(Excerpts from a figure dataset)
--- begin ---

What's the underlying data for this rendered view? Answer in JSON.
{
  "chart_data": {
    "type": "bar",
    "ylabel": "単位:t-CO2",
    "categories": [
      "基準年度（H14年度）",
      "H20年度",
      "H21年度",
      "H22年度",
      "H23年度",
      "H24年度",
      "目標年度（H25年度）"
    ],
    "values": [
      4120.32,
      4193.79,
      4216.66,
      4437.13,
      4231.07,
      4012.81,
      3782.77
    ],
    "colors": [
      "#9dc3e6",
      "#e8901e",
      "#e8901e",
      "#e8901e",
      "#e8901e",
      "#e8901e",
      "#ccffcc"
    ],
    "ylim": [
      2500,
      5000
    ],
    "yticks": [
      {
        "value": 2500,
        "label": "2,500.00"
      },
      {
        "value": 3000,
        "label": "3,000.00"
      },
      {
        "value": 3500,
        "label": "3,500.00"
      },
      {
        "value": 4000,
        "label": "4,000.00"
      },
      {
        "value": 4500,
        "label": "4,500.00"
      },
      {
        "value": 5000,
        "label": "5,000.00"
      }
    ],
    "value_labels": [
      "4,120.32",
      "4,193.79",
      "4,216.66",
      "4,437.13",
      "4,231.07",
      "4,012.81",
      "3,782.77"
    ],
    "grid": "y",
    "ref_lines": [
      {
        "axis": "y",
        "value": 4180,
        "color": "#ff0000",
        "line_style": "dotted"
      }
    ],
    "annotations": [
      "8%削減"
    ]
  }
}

--- end ---

### What is required:
Print all of the entries exactly as they are written.

### Final result:
What's the underlying data for this rendered view? Answer in JSON.
{
  "chart_data": {
    "type": "bar",
    "ylabel": "単位:t-CO2",
    "categories": [
      "基準年度（H14年度）",
      "H20年度",
      "H21年度",
      "H22年度",
      "H23年度",
      "H24年度",
      "目標年度（H25年度）"
    ],
    "values": [
      4120.32,
      4193.79,
      4216.66,
      4437.13,
      4231.07,
      4012.81,
      3782.77
    ],
    "colors": [
      "#9dc3e6",
      "#e8901e",
      "#e8901e",
      "#e8901e",
      "#e8901e",
      "#e8901e",
      "#ccffcc"
    ],
    "ylim": [
      2500,
      5000
    ],
    "yticks": [
      {
        "value": 2500,
        "label": "2,500.00"
      },
      {
        "value": 3000,
        "label": "3,000.00"
      },
      {
        "value": 3500,
        "label": "3,500.00"
      },
      {
        "value": 4000,
        "label": "4,000.00"
      },
      {
        "value": 4500,
        "label": "4,500.00"
      },
      {
        "value": 5000,
        "label": "5,000.00"
      }
    ],
    "value_labels": [
      "4,120.32",
      "4,193.79",
      "4,216.66",
      "4,437.13",
      "4,231.07",
      "4,012.81",
      "3,782.77"
    ],
    "grid": "y",
    "ref_lines": [
      {
        "axis": "y",
        "value": 4180,
        "color": "#ff0000",
        "line_style": "dotted"
      }
    ],
    "annotations": [
      "8%削減"
    ]
  }
}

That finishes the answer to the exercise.